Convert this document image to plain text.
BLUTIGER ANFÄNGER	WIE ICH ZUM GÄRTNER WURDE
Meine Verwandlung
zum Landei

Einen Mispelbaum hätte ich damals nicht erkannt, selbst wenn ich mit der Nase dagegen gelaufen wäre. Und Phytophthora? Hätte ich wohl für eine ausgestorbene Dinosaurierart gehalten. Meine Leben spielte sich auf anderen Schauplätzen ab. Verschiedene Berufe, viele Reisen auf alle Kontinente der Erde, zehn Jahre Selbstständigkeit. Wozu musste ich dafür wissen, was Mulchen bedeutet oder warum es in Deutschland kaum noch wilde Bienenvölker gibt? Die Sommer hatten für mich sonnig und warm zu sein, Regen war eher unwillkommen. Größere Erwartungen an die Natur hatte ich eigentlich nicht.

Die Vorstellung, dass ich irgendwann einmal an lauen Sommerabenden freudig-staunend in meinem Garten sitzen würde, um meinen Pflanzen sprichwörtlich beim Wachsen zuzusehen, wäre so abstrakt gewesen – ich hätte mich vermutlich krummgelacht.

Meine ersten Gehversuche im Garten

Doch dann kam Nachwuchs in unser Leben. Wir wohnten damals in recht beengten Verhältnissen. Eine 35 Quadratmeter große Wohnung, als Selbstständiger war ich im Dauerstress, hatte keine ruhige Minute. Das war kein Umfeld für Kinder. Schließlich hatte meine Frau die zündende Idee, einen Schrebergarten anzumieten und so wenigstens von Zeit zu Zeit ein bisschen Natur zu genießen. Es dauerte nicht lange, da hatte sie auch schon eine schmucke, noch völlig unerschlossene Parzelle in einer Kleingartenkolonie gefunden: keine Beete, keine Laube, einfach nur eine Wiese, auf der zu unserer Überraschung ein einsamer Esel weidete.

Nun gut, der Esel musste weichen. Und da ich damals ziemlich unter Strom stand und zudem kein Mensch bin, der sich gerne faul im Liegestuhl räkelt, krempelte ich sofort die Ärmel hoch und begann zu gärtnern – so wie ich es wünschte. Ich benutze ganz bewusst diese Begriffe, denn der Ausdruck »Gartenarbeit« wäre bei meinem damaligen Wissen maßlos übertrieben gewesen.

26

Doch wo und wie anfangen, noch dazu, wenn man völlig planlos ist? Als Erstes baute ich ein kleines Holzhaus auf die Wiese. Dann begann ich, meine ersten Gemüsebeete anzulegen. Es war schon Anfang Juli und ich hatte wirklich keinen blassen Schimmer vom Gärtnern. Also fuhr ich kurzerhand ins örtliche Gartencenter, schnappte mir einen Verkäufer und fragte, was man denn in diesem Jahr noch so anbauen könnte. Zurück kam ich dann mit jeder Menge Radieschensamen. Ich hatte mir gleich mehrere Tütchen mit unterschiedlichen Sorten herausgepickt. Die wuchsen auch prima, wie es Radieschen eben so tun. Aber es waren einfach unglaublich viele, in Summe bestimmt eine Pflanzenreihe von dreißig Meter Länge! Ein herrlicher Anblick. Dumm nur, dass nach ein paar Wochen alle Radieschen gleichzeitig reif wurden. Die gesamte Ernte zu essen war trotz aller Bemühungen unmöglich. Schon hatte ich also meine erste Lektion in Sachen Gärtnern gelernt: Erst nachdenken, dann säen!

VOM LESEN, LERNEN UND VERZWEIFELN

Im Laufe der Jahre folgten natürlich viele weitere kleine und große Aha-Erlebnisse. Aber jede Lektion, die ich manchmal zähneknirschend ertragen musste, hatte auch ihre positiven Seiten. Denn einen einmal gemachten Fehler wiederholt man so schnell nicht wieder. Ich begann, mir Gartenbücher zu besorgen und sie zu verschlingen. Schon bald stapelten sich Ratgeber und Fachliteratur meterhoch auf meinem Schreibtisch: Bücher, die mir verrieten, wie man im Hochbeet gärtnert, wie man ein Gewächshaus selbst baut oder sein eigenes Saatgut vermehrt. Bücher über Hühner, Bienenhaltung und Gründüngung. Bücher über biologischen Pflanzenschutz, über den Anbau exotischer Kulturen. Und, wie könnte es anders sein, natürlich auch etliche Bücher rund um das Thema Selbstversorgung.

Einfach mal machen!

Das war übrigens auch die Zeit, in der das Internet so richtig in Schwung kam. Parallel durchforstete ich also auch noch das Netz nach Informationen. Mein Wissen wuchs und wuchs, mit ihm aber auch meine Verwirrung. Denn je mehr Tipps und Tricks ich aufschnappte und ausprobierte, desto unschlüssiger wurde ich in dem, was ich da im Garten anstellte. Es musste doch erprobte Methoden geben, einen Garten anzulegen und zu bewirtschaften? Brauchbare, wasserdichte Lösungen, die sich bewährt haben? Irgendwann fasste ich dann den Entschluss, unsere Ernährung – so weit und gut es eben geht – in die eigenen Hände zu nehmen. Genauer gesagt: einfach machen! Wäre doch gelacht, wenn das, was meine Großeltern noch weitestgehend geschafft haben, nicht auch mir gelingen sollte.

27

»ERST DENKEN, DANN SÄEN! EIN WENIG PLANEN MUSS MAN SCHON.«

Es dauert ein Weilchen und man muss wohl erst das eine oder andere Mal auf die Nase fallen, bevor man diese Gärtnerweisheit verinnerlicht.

■ Task item: Restate each of the entries above verbatim.

■ Problem solution:
Convert this document image to plain text.
BLUTIGER ANFÄNGER	WIE ICH ZUM GÄRTNER WURDE
Meine Verwandlung
zum Landei

Einen Mispelbaum hätte ich damals nicht erkannt, selbst wenn ich mit der Nase dagegen gelaufen wäre. Und Phytophthora? Hätte ich wohl für eine ausgestorbene Dinosaurierart gehalten. Meine Leben spielte sich auf anderen Schauplätzen ab. Verschiedene Berufe, viele Reisen auf alle Kontinente der Erde, zehn Jahre Selbstständigkeit. Wozu musste ich dafür wissen, was Mulchen bedeutet oder warum es in Deutschland kaum noch wilde Bienenvölker gibt? Die Sommer hatten für mich sonnig und warm zu sein, Regen war eher unwillkommen. Größere Erwartungen an die Natur hatte ich eigentlich nicht.

Die Vorstellung, dass ich irgendwann einmal an lauen Sommerabenden freudig-staunend in meinem Garten sitzen würde, um meinen Pflanzen sprichwörtlich beim Wachsen zuzusehen, wäre so abstrakt gewesen – ich hätte mich vermutlich krummgelacht.

Meine ersten Gehversuche im Garten

Doch dann kam Nachwuchs in unser Leben. Wir wohnten damals in recht beengten Verhältnissen. Eine 35 Quadratmeter große Wohnung, als Selbstständiger war ich im Dauerstress, hatte keine ruhige Minute. Das war kein Umfeld für Kinder. Schließlich hatte meine Frau die zündende Idee, einen Schrebergarten anzumieten und so wenigstens von Zeit zu Zeit ein bisschen Natur zu genießen. Es dauerte nicht lange, da hatte sie auch schon eine schmucke, noch völlig unerschlossene Parzelle in einer Kleingartenkolonie gefunden: keine Beete, keine Laube, einfach nur eine Wiese, auf der zu unserer Überraschung ein einsamer Esel weidete.

Nun gut, der Esel musste weichen. Und da ich damals ziemlich unter Strom stand und zudem kein Mensch bin, der sich gerne faul im Liegestuhl räkelt, krempelte ich sofort die Ärmel hoch und begann zu gärtnern – so wie ich es wünschte. Ich benutze ganz bewusst diese Begriffe, denn der Ausdruck »Gartenarbeit« wäre bei meinem damaligen Wissen maßlos übertrieben gewesen.

26

Doch wo und wie anfangen, noch dazu, wenn man völlig planlos ist? Als Erstes baute ich ein kleines Holzhaus auf die Wiese. Dann begann ich, meine ersten Gemüsebeete anzulegen. Es war schon Anfang Juli und ich hatte wirklich keinen blassen Schimmer vom Gärtnern. Also fuhr ich kurzerhand ins örtliche Gartencenter, schnappte mir einen Verkäufer und fragte, was man denn in diesem Jahr noch so anbauen könnte. Zurück kam ich dann mit jeder Menge Radieschensamen. Ich hatte mir gleich mehrere Tütchen mit unterschiedlichen Sorten herausgepickt. Die wuchsen auch prima, wie es Radieschen eben so tun. Aber es waren einfach unglaublich viele, in Summe bestimmt eine Pflanzenreihe von dreißig Meter Länge! Ein herrlicher Anblick. Dumm nur, dass nach ein paar Wochen alle Radieschen gleichzeitig reif wurden. Die gesamte Ernte zu essen war trotz aller Bemühungen unmöglich. Schon hatte ich also meine erste Lektion in Sachen Gärtnern gelernt: Erst nachdenken, dann säen!

VOM LESEN, LERNEN UND VERZWEIFELN

Im Laufe der Jahre folgten natürlich viele weitere kleine und große Aha-Erlebnisse. Aber jede Lektion, die ich manchmal zähneknirschend ertragen musste, hatte auch ihre positiven Seiten. Denn einen einmal gemachten Fehler wiederholt man so schnell nicht wieder. Ich begann, mir Gartenbücher zu besorgen und sie zu verschlingen. Schon bald stapelten sich Ratgeber und Fachliteratur meterhoch auf meinem Schreibtisch: Bücher, die mir verrieten, wie man im Hochbeet gärtnert, wie man ein Gewächshaus selbst baut oder sein eigenes Saatgut vermehrt. Bücher über Hühner, Bienenhaltung und Gründüngung. Bücher über biologischen Pflanzenschutz, über den Anbau exotischer Kulturen. Und, wie könnte es anders sein, natürlich auch etliche Bücher rund um das Thema Selbstversorgung.

Einfach mal machen!

Das war übrigens auch die Zeit, in der das Internet so richtig in Schwung kam. Parallel durchforstete ich also auch noch das Netz nach Informationen. Mein Wissen wuchs und wuchs, mit ihm aber auch meine Verwirrung. Denn je mehr Tipps und Tricks ich aufschnappte und ausprobierte, desto unschlüssiger wurde ich in dem, was ich da im Garten anstellte. Es musste doch erprobte Methoden geben, einen Garten anzulegen und zu bewirtschaften? Brauchbare, wasserdichte Lösungen, die sich bewährt haben? Irgendwann fasste ich dann den Entschluss, unsere Ernährung – so weit und gut es eben geht – in die eigenen Hände zu nehmen. Genauer gesagt: einfach machen! Wäre doch gelacht, wenn das, was meine Großeltern noch weitestgehend geschafft haben, nicht auch mir gelingen sollte.

27

»ERST DENKEN, DANN SÄEN! EIN WENIG PLANEN MUSS MAN SCHON.«

Es dauert ein Weilchen und man muss wohl erst das eine oder andere Mal auf die Nase fallen, bevor man diese Gärtnerweisheit verinnerlicht.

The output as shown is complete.